> [Entries supplied]
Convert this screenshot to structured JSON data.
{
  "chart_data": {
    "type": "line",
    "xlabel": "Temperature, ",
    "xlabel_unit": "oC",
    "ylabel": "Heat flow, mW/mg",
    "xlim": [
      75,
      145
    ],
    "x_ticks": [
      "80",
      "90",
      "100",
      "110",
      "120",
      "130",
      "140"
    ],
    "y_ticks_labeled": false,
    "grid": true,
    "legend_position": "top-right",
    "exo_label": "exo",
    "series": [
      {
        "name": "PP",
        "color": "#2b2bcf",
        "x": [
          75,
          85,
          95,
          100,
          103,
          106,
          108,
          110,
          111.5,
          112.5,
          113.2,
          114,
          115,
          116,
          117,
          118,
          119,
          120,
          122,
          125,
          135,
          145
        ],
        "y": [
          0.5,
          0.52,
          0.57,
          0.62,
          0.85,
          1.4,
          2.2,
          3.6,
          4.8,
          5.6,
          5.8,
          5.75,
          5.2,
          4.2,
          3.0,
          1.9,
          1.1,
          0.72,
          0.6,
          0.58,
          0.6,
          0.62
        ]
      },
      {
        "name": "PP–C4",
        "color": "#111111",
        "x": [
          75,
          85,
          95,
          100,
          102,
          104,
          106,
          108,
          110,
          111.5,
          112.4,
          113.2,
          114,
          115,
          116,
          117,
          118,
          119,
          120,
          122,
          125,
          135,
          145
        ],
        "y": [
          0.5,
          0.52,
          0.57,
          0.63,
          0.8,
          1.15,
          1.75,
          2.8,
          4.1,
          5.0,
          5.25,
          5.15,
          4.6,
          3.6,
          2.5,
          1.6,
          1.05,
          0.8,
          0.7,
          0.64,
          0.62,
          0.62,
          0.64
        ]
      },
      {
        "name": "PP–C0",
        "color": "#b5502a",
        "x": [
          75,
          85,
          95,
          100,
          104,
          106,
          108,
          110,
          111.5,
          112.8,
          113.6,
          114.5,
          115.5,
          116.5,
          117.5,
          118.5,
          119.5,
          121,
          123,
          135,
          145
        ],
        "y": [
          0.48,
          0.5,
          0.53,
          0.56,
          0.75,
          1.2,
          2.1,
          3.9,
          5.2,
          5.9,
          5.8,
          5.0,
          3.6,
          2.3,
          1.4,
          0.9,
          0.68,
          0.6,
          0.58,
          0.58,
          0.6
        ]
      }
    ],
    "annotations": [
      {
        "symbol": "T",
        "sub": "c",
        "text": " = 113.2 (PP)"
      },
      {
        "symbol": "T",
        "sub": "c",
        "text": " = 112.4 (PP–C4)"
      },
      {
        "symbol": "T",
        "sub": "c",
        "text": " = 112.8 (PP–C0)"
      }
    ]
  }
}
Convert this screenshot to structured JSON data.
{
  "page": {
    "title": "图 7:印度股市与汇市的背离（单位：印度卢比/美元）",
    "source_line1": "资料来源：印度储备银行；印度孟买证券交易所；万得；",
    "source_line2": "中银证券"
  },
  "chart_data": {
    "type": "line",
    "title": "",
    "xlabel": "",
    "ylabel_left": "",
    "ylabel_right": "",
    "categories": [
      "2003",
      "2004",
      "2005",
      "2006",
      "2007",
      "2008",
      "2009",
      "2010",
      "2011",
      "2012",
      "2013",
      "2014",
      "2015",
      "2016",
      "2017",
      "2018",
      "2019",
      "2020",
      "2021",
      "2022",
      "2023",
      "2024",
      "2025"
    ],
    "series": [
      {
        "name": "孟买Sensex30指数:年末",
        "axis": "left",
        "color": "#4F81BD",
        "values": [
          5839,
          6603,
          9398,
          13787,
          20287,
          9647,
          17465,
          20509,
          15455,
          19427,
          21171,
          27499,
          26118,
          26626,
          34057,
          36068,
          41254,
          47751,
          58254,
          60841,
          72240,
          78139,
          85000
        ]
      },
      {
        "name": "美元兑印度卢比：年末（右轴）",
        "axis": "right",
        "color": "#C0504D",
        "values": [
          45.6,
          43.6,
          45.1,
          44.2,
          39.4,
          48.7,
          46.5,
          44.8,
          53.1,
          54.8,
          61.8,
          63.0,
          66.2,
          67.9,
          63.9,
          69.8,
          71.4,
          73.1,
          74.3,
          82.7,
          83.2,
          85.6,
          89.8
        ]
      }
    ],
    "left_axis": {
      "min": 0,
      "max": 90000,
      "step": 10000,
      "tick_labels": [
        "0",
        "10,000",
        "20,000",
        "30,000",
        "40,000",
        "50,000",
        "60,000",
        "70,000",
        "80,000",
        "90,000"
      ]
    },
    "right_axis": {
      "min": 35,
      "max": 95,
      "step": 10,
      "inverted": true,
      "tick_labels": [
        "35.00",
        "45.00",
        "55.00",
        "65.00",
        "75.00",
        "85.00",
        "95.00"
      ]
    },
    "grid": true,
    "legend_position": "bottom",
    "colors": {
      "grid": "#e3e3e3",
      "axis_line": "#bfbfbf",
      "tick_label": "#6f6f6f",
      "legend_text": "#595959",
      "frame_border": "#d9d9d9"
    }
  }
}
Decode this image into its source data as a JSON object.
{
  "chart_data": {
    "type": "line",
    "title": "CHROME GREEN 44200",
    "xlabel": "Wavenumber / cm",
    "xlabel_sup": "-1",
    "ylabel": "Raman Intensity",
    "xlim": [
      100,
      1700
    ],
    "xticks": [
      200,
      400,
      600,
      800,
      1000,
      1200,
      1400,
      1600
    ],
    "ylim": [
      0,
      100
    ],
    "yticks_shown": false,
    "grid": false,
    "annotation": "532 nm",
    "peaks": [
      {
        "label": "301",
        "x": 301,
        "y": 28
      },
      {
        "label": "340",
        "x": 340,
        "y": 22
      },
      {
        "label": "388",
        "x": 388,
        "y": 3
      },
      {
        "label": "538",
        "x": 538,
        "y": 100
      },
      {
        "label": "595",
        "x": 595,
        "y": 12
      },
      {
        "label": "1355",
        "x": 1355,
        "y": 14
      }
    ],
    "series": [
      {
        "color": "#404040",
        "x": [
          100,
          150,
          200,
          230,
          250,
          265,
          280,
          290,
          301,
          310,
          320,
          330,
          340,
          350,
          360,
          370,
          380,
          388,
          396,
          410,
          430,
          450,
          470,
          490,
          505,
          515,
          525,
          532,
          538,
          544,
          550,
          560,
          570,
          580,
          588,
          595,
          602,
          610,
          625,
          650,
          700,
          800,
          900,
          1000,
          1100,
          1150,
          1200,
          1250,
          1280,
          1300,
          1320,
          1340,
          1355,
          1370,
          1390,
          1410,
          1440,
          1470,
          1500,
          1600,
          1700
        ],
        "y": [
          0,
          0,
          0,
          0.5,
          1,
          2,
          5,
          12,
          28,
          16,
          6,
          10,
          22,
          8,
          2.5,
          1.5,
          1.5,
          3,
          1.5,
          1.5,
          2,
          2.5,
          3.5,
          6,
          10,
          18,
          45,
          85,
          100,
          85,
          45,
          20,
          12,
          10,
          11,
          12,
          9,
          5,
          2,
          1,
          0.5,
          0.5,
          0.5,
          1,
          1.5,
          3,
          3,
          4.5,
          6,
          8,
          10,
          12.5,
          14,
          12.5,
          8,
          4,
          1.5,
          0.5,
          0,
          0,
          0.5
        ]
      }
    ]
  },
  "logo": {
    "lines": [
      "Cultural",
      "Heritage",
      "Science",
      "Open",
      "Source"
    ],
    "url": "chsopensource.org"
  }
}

> [Aim] What is the number of lines above that hold the string "grid"? Answer with that number alone.

> [Answer to the task] 4